Start of DATASET ROWS

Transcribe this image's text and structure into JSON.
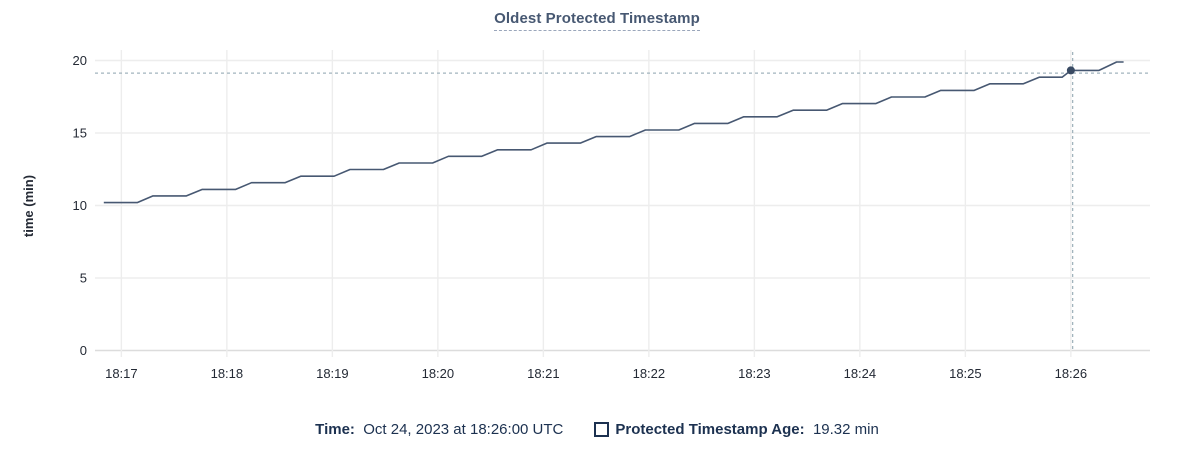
{
  "title": "Oldest Protected Timestamp",
  "colors": {
    "title": "#475872",
    "title_underline": "#9aa6bb",
    "axis_text": "#242a35",
    "grid": "#ededed",
    "zero_line": "#dcdcdc",
    "series_line": "#475872",
    "hover_dot": "#394a63",
    "crosshair": "#a2b4bd",
    "legend_text": "#1c3150"
  },
  "chart_data": {
    "type": "line",
    "title": "Oldest Protected Timestamp",
    "xlabel": "",
    "ylabel": "time (min)",
    "ylim": [
      0,
      20
    ],
    "y_ticks": [
      0,
      5,
      10,
      15,
      20
    ],
    "x_ticks": [
      "18:17",
      "18:18",
      "18:19",
      "18:20",
      "18:21",
      "18:22",
      "18:23",
      "18:24",
      "18:25",
      "18:26"
    ],
    "x_domain": [
      "18:16:45",
      "18:26:45"
    ],
    "grid": true,
    "legend_position": "bottom",
    "series": [
      {
        "name": "Protected Timestamp Age",
        "points": [
          [
            "18:16:50",
            10.2
          ],
          [
            "18:17:09",
            10.2
          ],
          [
            "18:17:18",
            10.66
          ],
          [
            "18:17:37",
            10.66
          ],
          [
            "18:17:46",
            11.11
          ],
          [
            "18:18:05",
            11.11
          ],
          [
            "18:18:14",
            11.57
          ],
          [
            "18:18:33",
            11.57
          ],
          [
            "18:18:42",
            12.02
          ],
          [
            "18:19:01",
            12.02
          ],
          [
            "18:19:10",
            12.48
          ],
          [
            "18:19:29",
            12.48
          ],
          [
            "18:19:38",
            12.93
          ],
          [
            "18:19:57",
            12.93
          ],
          [
            "18:20:06",
            13.39
          ],
          [
            "18:20:25",
            13.39
          ],
          [
            "18:20:34",
            13.84
          ],
          [
            "18:20:53",
            13.84
          ],
          [
            "18:21:02",
            14.3
          ],
          [
            "18:21:21",
            14.3
          ],
          [
            "18:21:30",
            14.75
          ],
          [
            "18:21:49",
            14.75
          ],
          [
            "18:21:58",
            15.21
          ],
          [
            "18:22:17",
            15.21
          ],
          [
            "18:22:26",
            15.66
          ],
          [
            "18:22:45",
            15.66
          ],
          [
            "18:22:54",
            16.12
          ],
          [
            "18:23:13",
            16.12
          ],
          [
            "18:23:22",
            16.57
          ],
          [
            "18:23:41",
            16.57
          ],
          [
            "18:23:50",
            17.03
          ],
          [
            "18:24:09",
            17.03
          ],
          [
            "18:24:18",
            17.48
          ],
          [
            "18:24:37",
            17.48
          ],
          [
            "18:24:46",
            17.94
          ],
          [
            "18:25:05",
            17.94
          ],
          [
            "18:25:14",
            18.39
          ],
          [
            "18:25:33",
            18.39
          ],
          [
            "18:25:42",
            18.85
          ],
          [
            "18:25:55",
            18.85
          ],
          [
            "18:26:00",
            19.32
          ],
          [
            "18:26:16",
            19.32
          ],
          [
            "18:26:26",
            19.9
          ],
          [
            "18:26:30",
            19.9
          ]
        ]
      }
    ],
    "hover": {
      "time": "18:26:00",
      "value": 19.32,
      "cursor_time": "18:26:01",
      "cursor_value": 19.13
    }
  },
  "tooltip": {
    "time_label": "Time:",
    "time_value": "Oct 24, 2023 at 18:26:00 UTC",
    "series_label": "Protected Timestamp Age:",
    "series_value": "19.32 min"
  }
}
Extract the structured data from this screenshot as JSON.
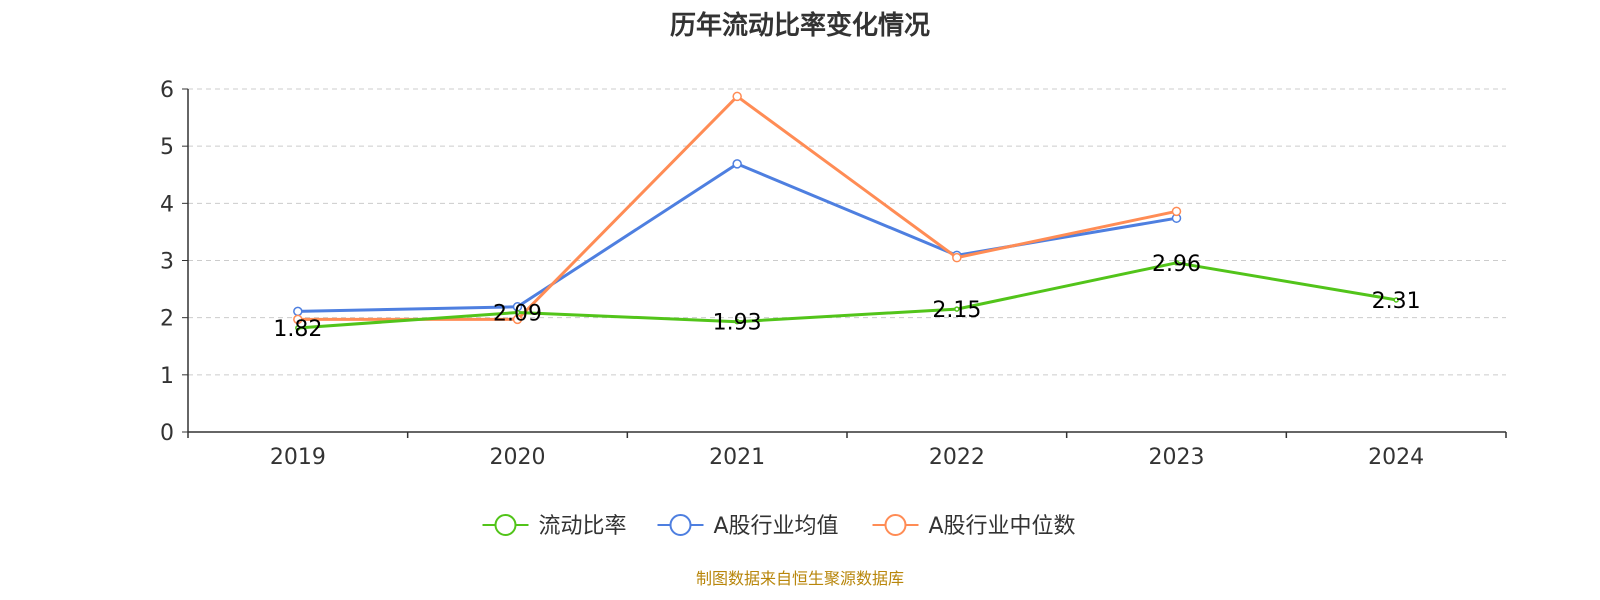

End of DATASET ROWS

§ WHAT IS NEEDED: Return all of the entries word for word, but omit the pictures.

§ EXPECTED OUTPUT:
Transcribe this image's text and structure into JSON.
{
  "title": "Oldest Protected Timestamp",
  "colors": {
    "title": "#475872",
    "title_underline": "#9aa6bb",
    "axis_text": "#242a35",
    "grid": "#ededed",
    "zero_line": "#dcdcdc",
    "series_line": "#475872",
    "hover_dot": "#394a63",
    "crosshair": "#a2b4bd",
    "legend_text": "#1c3150"
  },
  "chart_data": {
    "type": "line",
    "title": "Oldest Protected Timestamp",
    "xlabel": "",
    "ylabel": "time (min)",
    "ylim": [
      0,
      20
    ],
    "y_ticks": [
      0,
      5,
      10,
      15,
      20
    ],
    "x_ticks": [
      "18:17",
      "18:18",
      "18:19",
      "18:20",
      "18:21",
      "18:22",
      "18:23",
      "18:24",
      "18:25",
      "18:26"
    ],
    "x_domain": [
      "18:16:45",
      "18:26:45"
    ],
    "grid": true,
    "legend_position": "bottom",
    "series": [
      {
        "name": "Protected Timestamp Age",
        "points": [
          [
            "18:16:50",
            10.2
          ],
          [
            "18:17:09",
            10.2
          ],
          [
            "18:17:18",
            10.66
          ],
          [
            "18:17:37",
            10.66
          ],
          [
            "18:17:46",
            11.11
          ],
          [
            "18:18:05",
            11.11
          ],
          [
            "18:18:14",
            11.57
          ],
          [
            "18:18:33",
            11.57
          ],
          [
            "18:18:42",
            12.02
          ],
          [
            "18:19:01",
            12.02
          ],
          [
            "18:19:10",
            12.48
          ],
          [
            "18:19:29",
            12.48
          ],
          [
            "18:19:38",
            12.93
          ],
          [
            "18:19:57",
            12.93
          ],
          [
            "18:20:06",
            13.39
          ],
          [
            "18:20:25",
            13.39
          ],
          [
            "18:20:34",
            13.84
          ],
          [
            "18:20:53",
            13.84
          ],
          [
            "18:21:02",
            14.3
          ],
          [
            "18:21:21",
            14.3
          ],
          [
            "18:21:30",
            14.75
          ],
          [
            "18:21:49",
            14.75
          ],
          [
            "18:21:58",
            15.21
          ],
          [
            "18:22:17",
            15.21
          ],
          [
            "18:22:26",
            15.66
          ],
          [
            "18:22:45",
            15.66
          ],
          [
            "18:22:54",
            16.12
          ],
          [
            "18:23:13",
            16.12
          ],
          [
            "18:23:22",
            16.57
          ],
          [
            "18:23:41",
            16.57
          ],
          [
            "18:23:50",
            17.03
          ],
          [
            "18:24:09",
            17.03
          ],
          [
            "18:24:18",
            17.48
          ],
          [
            "18:24:37",
            17.48
          ],
          [
            "18:24:46",
            17.94
          ],
          [
            "18:25:05",
            17.94
          ],
          [
            "18:25:14",
            18.39
          ],
          [
            "18:25:33",
            18.39
          ],
          [
            "18:25:42",
            18.85
          ],
          [
            "18:25:55",
            18.85
          ],
          [
            "18:26:00",
            19.32
          ],
          [
            "18:26:16",
            19.32
          ],
          [
            "18:26:26",
            19.9
          ],
          [
            "18:26:30",
            19.9
          ]
        ]
      }
    ],
    "hover": {
      "time": "18:26:00",
      "value": 19.32,
      "cursor_time": "18:26:01",
      "cursor_value": 19.13
    }
  },
  "tooltip": {
    "time_label": "Time:",
    "time_value": "Oct 24, 2023 at 18:26:00 UTC",
    "series_label": "Protected Timestamp Age:",
    "series_value": "19.32 min"
  }
}
Extract the structured data from this screenshot as JSON.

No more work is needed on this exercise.